[Items from a figure collection]
=-=-=-=-=
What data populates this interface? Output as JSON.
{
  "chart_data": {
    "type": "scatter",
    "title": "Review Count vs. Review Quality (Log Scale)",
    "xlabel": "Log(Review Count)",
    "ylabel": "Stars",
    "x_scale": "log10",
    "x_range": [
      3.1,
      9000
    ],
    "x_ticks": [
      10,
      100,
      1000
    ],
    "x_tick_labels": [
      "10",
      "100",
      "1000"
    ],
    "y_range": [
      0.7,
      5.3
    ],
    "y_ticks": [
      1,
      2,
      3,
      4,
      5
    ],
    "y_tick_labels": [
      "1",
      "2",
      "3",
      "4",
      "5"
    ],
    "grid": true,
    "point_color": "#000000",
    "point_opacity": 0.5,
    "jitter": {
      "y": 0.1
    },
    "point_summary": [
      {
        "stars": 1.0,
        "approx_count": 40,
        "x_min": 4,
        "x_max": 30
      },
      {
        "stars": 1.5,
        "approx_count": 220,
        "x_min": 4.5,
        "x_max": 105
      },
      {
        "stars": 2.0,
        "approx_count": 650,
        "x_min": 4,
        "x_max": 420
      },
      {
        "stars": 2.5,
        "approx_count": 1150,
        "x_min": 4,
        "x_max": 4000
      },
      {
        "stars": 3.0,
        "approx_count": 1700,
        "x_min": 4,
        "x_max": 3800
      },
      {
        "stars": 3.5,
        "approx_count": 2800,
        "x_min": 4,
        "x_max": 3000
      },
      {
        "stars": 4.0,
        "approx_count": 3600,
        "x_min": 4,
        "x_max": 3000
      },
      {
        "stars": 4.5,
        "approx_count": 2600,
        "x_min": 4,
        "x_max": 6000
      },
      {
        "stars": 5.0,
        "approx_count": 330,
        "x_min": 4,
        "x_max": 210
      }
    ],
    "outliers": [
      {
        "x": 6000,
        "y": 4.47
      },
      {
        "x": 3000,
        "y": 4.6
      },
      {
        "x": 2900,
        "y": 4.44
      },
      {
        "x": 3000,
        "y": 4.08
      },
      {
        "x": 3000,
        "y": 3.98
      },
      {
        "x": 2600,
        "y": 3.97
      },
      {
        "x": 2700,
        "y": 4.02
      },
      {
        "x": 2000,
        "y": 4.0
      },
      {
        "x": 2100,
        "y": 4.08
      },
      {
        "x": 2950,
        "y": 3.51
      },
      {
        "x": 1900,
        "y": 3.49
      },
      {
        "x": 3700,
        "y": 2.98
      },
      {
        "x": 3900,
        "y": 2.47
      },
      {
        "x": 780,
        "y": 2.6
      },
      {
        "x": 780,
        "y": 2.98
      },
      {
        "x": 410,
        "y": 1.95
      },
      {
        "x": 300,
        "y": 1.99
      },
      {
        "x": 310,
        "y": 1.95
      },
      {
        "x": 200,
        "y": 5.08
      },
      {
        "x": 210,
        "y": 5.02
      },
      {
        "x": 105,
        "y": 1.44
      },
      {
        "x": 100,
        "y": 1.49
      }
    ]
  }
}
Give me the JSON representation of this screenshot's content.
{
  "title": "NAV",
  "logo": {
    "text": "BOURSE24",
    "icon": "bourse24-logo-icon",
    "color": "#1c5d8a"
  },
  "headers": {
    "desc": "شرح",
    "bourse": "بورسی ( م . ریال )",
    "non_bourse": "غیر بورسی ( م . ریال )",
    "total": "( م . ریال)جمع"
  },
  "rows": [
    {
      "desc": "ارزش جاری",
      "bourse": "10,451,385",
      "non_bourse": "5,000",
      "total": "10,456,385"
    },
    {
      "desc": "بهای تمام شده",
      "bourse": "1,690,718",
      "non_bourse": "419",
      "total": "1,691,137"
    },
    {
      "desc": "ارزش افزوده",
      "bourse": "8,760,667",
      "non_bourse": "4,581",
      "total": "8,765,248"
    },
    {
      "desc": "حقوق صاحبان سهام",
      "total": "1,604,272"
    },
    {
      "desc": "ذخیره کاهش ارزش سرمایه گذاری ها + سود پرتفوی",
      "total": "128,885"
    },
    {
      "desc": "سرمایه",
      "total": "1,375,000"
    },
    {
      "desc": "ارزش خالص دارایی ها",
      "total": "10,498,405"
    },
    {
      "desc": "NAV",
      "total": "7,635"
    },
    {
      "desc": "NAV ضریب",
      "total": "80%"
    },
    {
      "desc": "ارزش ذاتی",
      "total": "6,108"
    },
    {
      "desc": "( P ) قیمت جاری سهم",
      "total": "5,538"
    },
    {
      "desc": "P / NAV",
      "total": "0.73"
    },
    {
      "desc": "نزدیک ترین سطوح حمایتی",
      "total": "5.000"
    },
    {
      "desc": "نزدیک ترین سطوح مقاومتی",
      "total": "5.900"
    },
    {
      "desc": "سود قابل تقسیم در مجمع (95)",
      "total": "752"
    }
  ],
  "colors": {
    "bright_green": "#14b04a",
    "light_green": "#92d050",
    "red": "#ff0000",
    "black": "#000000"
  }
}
=-=-=-=-=
Copy out the material above in its entirety. Every detail must match.

What data populates this interface? Output as JSON.
{
  "chart_data": {
    "type": "scatter",
    "title": "Review Count vs. Review Quality (Log Scale)",
    "xlabel": "Log(Review Count)",
    "ylabel": "Stars",
    "x_scale": "log10",
    "x_range": [
      3.1,
      9000
    ],
    "x_ticks": [
      10,
      100,
      1000
    ],
    "x_tick_labels": [
      "10",
      "100",
      "1000"
    ],
    "y_range": [
      0.7,
      5.3
    ],
    "y_ticks": [
      1,
      2,
      3,
      4,
      5
    ],
    "y_tick_labels": [
      "1",
      "2",
      "3",
      "4",
      "5"
    ],
    "grid": true,
    "point_color": "#000000",
    "point_opacity": 0.5,
    "jitter": {
      "y": 0.1
    },
    "point_summary": [
      {
        "stars": 1.0,
        "approx_count": 40,
        "x_min": 4,
        "x_max": 30
      },
      {
        "stars": 1.5,
        "approx_count": 220,
        "x_min": 4.5,
        "x_max": 105
      },
      {
        "stars": 2.0,
        "approx_count": 650,
        "x_min": 4,
        "x_max": 420
      },
      {
        "stars": 2.5,
        "approx_count": 1150,
        "x_min": 4,
        "x_max": 4000
      },
      {
        "stars": 3.0,
        "approx_count": 1700,
        "x_min": 4,
        "x_max": 3800
      },
      {
        "stars": 3.5,
        "approx_count": 2800,
        "x_min": 4,
        "x_max": 3000
      },
      {
        "stars": 4.0,
        "approx_count": 3600,
        "x_min": 4,
        "x_max": 3000
      },
      {
        "stars": 4.5,
        "approx_count": 2600,
        "x_min": 4,
        "x_max": 6000
      },
      {
        "stars": 5.0,
        "approx_count": 330,
        "x_min": 4,
        "x_max": 210
      }
    ],
    "outliers": [
      {
        "x": 6000,
        "y": 4.47
      },
      {
        "x": 3000,
        "y": 4.6
      },
      {
        "x": 2900,
        "y": 4.44
      },
      {
        "x": 3000,
        "y": 4.08
      },
      {
        "x": 3000,
        "y": 3.98
      },
      {
        "x": 2600,
        "y": 3.97
      },
      {
        "x": 2700,
        "y": 4.02
      },
      {
        "x": 2000,
        "y": 4.0
      },
      {
        "x": 2100,
        "y": 4.08
      },
      {
        "x": 2950,
        "y": 3.51
      },
      {
        "x": 1900,
        "y": 3.49
      },
      {
        "x": 3700,
        "y": 2.98
      },
      {
        "x": 3900,
        "y": 2.47
      },
      {
        "x": 780,
        "y": 2.6
      },
      {
        "x": 780,
        "y": 2.98
      },
      {
        "x": 410,
        "y": 1.95
      },
      {
        "x": 300,
        "y": 1.99
      },
      {
        "x": 310,
        "y": 1.95
      },
      {
        "x": 200,
        "y": 5.08
      },
      {
        "x": 210,
        "y": 5.02
      },
      {
        "x": 105,
        "y": 1.44
      },
      {
        "x": 100,
        "y": 1.49
      }
    ]
  }
}
Give me the JSON representation of this screenshot's content.
{
  "title": "NAV",
  "logo": {
    "text": "BOURSE24",
    "icon": "bourse24-logo-icon",
    "color": "#1c5d8a"
  },
  "headers": {
    "desc": "شرح",
    "bourse": "بورسی ( م . ریال )",
    "non_bourse": "غیر بورسی ( م . ریال )",
    "total": "( م . ریال)جمع"
  },
  "rows": [
    {
      "desc": "ارزش جاری",
      "bourse": "10,451,385",
      "non_bourse": "5,000",
      "total": "10,456,385"
    },
    {
      "desc": "بهای تمام شده",
      "bourse": "1,690,718",
      "non_bourse": "419",
      "total": "1,691,137"
    },
    {
      "desc": "ارزش افزوده",
      "bourse": "8,760,667",
      "non_bourse": "4,581",
      "total": "8,765,248"
    },
    {
      "desc": "حقوق صاحبان سهام",
      "total": "1,604,272"
    },
    {
      "desc": "ذخیره کاهش ارزش سرمایه گذاری ها + سود پرتفوی",
      "total": "128,885"
    },
    {
      "desc": "سرمایه",
      "total": "1,375,000"
    },
    {
      "desc": "ارزش خالص دارایی ها",
      "total": "10,498,405"
    },
    {
      "desc": "NAV",
      "total": "7,635"
    },
    {
      "desc": "NAV ضریب",
      "total": "80%"
    },
    {
      "desc": "ارزش ذاتی",
      "total": "6,108"
    },
    {
      "desc": "( P ) قیمت جاری سهم",
      "total": "5,538"
    },
    {
      "desc": "P / NAV",
      "total": "0.73"
    },
    {
      "desc": "نزدیک ترین سطوح حمایتی",
      "total": "5.000"
    },
    {
      "desc": "نزدیک ترین سطوح مقاومتی",
      "total": "5.900"
    },
    {
      "desc": "سود قابل تقسیم در مجمع (95)",
      "total": "752"
    }
  ],
  "colors": {
    "bright_green": "#14b04a",
    "light_green": "#92d050",
    "red": "#ff0000",
    "black": "#000000"
  }
}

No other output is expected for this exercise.